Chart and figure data
- - - -

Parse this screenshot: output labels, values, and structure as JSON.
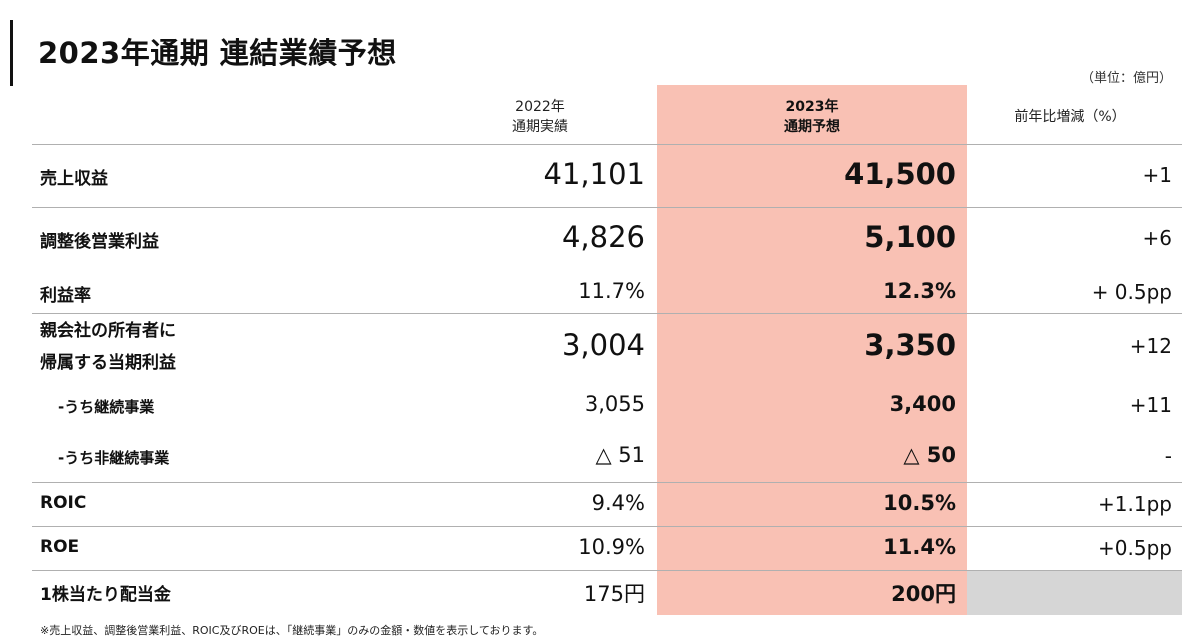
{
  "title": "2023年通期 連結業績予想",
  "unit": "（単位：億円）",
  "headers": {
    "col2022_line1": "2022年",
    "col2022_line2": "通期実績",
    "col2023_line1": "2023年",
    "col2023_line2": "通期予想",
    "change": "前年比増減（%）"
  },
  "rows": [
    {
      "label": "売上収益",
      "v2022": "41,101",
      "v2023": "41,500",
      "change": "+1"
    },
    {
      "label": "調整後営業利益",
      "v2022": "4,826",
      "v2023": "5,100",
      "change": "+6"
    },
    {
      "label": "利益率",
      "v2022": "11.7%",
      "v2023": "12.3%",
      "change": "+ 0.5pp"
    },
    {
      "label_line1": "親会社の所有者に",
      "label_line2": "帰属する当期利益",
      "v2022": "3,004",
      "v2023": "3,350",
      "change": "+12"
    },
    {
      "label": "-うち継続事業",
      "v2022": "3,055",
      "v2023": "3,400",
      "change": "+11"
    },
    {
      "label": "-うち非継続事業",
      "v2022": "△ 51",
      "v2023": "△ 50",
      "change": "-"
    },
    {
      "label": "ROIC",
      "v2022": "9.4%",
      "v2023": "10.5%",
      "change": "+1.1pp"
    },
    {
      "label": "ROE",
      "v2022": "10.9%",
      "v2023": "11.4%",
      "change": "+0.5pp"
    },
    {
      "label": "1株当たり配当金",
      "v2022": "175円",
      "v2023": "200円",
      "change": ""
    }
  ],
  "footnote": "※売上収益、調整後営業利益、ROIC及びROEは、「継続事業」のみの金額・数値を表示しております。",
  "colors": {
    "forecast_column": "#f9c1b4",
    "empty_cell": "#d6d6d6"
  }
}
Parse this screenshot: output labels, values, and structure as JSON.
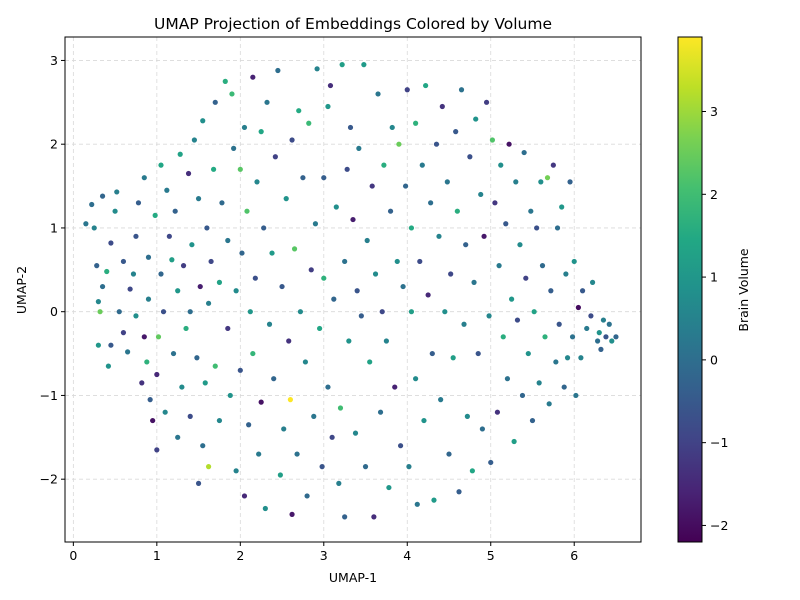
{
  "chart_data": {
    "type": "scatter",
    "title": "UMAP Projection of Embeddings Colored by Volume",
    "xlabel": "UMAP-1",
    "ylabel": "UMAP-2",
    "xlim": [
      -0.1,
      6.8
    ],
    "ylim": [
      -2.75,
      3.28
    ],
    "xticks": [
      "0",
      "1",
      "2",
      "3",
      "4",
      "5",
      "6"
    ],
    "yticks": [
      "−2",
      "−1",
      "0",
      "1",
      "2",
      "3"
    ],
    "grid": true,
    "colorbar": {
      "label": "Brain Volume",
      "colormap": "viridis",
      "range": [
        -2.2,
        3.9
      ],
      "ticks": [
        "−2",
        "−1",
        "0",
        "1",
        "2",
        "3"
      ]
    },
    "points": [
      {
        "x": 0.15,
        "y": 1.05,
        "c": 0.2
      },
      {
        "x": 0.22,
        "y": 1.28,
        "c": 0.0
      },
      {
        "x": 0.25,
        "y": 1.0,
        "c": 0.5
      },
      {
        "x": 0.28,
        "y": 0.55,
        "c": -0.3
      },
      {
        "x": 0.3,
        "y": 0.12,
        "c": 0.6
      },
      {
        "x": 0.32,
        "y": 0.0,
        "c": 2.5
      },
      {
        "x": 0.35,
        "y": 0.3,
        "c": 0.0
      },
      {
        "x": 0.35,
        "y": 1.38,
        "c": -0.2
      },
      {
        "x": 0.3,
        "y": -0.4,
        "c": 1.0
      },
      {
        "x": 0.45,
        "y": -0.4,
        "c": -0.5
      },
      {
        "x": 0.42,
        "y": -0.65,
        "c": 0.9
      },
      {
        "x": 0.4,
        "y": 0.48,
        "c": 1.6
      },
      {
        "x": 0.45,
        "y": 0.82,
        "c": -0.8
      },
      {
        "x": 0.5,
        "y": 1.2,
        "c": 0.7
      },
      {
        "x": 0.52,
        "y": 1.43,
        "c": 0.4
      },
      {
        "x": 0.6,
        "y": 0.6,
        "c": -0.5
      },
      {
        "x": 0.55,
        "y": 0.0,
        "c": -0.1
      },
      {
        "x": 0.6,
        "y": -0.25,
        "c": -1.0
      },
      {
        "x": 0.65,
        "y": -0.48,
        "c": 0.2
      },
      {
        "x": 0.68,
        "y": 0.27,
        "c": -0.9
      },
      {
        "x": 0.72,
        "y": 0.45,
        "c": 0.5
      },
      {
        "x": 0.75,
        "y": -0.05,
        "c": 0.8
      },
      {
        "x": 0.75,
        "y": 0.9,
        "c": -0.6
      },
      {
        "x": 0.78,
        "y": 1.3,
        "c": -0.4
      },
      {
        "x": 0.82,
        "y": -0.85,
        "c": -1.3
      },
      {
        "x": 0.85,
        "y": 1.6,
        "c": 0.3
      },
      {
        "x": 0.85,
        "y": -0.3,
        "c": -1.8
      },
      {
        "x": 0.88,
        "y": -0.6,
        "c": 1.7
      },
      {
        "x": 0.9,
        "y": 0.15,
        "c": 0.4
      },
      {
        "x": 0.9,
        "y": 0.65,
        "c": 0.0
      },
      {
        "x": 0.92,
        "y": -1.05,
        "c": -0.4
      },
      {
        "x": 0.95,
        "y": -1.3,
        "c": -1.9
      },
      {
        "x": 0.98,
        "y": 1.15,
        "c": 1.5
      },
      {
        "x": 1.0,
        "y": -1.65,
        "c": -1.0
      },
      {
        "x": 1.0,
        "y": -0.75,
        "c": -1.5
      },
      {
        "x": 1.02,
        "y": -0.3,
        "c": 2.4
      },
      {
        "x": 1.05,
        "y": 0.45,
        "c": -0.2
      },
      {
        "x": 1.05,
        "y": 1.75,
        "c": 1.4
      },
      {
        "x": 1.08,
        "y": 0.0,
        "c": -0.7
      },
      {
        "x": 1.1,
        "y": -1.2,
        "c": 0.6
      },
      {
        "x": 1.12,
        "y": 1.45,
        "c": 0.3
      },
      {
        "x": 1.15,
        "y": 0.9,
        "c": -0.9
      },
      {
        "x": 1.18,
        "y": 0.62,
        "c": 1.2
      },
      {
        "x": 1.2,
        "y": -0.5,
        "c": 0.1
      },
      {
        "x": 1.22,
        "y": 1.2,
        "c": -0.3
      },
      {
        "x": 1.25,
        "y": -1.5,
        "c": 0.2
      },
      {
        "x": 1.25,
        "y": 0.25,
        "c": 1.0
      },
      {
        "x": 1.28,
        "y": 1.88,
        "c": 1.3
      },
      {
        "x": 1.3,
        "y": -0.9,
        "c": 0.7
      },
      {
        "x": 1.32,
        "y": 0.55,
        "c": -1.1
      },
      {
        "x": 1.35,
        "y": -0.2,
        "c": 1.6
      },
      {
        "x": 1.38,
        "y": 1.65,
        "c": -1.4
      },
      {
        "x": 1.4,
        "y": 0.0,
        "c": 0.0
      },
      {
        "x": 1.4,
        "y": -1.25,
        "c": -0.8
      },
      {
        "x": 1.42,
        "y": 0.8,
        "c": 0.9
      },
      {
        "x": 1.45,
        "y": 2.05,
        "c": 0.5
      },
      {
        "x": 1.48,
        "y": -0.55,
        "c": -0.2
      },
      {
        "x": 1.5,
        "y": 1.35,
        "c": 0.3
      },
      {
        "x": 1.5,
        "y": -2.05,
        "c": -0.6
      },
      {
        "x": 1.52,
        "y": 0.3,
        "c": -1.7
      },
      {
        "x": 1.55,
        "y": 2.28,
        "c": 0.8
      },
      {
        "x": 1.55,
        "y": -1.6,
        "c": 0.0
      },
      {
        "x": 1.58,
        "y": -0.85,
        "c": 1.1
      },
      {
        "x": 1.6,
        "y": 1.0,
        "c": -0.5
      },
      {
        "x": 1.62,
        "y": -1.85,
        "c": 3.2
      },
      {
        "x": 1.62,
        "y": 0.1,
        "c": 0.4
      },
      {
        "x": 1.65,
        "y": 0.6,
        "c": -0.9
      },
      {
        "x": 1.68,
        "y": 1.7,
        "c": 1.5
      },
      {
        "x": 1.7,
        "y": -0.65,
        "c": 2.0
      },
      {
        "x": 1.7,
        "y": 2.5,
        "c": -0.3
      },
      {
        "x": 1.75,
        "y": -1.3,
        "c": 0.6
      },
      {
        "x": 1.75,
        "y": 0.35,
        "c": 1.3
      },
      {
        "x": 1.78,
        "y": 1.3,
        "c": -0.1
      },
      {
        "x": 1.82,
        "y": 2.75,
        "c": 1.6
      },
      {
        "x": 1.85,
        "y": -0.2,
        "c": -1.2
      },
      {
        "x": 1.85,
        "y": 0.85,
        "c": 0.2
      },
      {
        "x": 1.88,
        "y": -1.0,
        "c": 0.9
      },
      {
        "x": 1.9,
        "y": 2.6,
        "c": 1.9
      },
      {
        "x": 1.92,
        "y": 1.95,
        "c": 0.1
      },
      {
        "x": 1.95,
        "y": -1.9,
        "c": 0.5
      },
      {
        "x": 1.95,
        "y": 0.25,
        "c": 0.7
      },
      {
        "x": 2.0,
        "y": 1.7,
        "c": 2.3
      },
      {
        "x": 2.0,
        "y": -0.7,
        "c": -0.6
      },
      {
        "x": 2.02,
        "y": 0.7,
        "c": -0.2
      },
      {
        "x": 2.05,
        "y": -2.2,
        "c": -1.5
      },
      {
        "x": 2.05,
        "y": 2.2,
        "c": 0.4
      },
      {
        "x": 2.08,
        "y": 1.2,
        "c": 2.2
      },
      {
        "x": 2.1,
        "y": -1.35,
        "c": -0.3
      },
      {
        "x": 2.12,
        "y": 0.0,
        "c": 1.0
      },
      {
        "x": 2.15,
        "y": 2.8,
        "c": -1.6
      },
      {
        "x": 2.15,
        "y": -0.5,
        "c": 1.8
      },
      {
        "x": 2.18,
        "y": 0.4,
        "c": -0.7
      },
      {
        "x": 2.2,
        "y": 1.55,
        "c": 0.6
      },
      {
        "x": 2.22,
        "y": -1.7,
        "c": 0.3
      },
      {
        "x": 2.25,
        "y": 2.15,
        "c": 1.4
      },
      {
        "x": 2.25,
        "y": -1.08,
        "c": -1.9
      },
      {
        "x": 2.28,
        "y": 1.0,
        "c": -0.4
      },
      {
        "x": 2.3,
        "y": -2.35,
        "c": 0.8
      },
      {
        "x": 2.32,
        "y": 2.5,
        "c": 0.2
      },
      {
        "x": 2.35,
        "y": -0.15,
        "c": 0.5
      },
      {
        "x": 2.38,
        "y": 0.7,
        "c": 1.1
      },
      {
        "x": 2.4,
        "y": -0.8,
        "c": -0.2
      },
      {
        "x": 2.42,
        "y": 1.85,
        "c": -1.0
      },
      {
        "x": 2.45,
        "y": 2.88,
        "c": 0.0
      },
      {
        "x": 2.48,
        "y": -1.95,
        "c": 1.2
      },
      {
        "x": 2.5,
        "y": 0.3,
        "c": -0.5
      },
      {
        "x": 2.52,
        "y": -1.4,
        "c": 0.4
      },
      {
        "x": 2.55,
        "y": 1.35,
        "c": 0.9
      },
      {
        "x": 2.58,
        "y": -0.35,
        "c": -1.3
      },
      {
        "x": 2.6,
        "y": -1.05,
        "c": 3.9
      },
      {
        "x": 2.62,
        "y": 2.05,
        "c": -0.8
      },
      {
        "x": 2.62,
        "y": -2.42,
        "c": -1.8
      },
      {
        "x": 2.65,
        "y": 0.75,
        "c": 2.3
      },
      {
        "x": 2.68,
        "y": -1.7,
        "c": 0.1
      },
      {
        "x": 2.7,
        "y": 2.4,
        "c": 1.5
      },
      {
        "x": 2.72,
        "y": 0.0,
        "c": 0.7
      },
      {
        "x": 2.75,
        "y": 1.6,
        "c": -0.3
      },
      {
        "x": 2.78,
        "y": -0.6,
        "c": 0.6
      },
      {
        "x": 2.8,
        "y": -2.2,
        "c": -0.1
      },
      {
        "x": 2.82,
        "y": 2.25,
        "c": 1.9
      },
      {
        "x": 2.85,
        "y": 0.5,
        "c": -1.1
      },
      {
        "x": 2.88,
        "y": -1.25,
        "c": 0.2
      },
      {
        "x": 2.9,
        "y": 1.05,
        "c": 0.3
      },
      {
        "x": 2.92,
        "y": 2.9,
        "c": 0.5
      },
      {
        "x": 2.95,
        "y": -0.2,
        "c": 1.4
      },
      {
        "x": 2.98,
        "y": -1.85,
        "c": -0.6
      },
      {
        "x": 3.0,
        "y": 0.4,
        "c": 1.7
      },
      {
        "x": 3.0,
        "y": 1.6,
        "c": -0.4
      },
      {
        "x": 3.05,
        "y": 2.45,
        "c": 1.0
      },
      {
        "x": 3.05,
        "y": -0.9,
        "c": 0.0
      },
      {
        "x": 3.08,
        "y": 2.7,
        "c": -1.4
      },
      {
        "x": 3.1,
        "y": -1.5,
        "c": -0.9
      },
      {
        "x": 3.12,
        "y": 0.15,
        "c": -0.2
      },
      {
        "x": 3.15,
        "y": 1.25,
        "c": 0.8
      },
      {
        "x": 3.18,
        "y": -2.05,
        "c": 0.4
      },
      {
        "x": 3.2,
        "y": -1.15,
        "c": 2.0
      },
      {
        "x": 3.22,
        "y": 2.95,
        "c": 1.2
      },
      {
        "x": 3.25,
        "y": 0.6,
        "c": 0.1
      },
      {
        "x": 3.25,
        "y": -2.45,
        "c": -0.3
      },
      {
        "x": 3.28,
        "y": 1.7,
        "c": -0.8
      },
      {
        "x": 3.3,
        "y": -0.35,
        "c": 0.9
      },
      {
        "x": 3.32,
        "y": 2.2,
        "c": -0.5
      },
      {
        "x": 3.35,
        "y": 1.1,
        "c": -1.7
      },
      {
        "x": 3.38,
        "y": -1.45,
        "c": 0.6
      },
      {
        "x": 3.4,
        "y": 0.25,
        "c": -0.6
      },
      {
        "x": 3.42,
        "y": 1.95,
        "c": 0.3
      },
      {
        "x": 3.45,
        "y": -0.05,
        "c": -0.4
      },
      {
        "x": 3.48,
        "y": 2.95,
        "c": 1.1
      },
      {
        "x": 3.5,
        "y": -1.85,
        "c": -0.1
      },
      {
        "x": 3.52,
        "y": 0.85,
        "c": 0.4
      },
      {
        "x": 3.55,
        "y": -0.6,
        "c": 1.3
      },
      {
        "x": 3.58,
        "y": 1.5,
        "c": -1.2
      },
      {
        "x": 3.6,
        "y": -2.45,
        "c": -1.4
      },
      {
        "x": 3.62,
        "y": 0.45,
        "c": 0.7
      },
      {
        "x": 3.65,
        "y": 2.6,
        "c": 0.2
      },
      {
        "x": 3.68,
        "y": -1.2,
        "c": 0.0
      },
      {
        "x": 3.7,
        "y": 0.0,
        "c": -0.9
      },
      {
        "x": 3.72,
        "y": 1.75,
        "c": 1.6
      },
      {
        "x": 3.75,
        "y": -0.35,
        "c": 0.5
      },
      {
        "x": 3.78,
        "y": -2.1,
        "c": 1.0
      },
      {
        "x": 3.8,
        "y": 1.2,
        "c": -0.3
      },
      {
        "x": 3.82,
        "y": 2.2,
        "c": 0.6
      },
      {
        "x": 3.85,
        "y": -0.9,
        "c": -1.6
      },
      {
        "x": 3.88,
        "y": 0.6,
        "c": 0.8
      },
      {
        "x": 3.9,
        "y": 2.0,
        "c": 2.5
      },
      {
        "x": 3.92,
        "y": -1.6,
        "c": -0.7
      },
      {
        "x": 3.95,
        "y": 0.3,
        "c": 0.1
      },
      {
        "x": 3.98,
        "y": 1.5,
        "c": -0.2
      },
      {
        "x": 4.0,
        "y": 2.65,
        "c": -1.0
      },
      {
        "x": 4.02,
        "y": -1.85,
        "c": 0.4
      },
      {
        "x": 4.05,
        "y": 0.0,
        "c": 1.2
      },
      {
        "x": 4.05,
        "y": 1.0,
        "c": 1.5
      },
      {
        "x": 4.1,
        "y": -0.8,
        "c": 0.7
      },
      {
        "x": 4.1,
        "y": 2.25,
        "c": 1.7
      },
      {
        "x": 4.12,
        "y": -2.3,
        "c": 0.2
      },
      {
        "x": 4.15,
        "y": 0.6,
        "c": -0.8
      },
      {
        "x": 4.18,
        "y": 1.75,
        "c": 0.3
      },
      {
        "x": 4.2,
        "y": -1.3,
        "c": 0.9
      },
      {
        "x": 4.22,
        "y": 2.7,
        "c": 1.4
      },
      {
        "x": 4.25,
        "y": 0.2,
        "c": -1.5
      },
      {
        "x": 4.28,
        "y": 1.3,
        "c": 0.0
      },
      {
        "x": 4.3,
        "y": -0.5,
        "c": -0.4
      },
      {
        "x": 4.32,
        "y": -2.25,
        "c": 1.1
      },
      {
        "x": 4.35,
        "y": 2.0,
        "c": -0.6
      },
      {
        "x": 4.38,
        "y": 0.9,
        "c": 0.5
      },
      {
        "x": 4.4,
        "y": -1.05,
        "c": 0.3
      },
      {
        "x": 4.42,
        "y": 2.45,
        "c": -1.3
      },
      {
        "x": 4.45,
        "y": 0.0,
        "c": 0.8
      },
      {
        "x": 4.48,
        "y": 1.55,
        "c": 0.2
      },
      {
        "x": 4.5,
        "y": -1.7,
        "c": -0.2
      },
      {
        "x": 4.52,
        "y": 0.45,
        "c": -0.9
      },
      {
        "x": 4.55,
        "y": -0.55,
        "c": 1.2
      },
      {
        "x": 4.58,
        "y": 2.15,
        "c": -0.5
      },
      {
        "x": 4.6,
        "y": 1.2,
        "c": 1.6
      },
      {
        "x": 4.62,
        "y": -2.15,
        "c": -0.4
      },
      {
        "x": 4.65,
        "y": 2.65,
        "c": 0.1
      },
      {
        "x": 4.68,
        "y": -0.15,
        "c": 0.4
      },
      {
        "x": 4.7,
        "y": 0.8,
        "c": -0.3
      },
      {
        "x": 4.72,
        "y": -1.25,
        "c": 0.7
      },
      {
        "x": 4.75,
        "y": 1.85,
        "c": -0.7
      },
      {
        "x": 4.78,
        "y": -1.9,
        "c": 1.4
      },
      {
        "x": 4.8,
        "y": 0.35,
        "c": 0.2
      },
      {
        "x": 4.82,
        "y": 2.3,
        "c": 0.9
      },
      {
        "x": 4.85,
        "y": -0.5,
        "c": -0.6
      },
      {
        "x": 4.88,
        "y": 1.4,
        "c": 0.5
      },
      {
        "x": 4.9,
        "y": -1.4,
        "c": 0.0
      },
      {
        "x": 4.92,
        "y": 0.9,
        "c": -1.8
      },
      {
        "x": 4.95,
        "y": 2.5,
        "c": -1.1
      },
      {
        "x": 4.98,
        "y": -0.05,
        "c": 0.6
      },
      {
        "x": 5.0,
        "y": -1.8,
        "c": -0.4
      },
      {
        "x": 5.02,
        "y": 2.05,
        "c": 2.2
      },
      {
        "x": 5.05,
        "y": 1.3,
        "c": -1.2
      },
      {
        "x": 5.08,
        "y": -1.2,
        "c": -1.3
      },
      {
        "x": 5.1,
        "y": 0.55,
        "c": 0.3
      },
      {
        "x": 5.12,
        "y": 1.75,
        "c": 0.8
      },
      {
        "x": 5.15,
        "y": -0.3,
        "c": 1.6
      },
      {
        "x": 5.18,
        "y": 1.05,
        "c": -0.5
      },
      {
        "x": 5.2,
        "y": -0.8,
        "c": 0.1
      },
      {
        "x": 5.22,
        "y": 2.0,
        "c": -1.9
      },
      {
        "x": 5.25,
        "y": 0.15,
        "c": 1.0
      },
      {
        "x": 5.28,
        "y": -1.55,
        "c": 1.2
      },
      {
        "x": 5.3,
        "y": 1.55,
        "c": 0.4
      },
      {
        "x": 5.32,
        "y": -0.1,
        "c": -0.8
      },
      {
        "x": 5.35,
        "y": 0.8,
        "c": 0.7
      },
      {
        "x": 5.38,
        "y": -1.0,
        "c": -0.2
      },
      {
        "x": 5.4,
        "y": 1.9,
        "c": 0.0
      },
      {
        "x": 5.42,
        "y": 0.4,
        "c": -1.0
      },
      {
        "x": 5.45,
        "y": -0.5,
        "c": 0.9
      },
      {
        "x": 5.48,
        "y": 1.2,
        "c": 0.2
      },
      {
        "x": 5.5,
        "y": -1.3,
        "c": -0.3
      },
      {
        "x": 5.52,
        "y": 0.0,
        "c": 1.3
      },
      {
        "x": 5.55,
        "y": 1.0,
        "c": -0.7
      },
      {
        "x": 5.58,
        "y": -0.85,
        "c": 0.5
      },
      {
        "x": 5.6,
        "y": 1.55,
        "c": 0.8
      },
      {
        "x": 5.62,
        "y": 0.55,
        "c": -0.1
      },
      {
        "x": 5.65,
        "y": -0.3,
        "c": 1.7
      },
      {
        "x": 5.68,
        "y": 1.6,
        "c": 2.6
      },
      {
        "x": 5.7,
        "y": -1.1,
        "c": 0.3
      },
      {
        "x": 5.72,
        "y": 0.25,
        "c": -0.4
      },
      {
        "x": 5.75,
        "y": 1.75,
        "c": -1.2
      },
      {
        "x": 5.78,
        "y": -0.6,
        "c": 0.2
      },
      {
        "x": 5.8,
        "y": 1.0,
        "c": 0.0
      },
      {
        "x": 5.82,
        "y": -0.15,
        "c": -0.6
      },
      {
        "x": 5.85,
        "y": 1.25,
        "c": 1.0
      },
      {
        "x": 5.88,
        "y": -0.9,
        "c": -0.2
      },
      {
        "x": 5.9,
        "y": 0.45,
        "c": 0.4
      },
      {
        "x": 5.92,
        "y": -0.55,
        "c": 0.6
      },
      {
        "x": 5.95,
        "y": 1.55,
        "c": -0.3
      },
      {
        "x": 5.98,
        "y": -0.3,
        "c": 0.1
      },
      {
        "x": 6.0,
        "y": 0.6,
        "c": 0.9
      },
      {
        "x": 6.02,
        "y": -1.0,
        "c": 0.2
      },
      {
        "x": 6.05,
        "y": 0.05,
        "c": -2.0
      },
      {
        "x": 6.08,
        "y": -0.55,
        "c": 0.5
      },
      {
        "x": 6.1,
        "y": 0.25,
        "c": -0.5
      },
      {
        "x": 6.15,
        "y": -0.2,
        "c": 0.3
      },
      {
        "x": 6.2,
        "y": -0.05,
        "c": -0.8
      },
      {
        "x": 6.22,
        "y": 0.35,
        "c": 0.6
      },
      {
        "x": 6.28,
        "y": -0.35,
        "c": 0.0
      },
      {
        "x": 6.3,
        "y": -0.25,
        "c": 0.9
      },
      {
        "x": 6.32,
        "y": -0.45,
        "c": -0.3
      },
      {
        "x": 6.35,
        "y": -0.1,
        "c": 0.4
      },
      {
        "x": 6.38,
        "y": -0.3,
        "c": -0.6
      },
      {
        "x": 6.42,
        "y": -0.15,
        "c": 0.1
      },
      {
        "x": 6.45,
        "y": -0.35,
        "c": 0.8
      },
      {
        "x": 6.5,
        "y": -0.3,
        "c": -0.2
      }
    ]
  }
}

- - - -

Task directions:
Give only the count of lines in which the string "title" appears.

Solution to the exercise:
2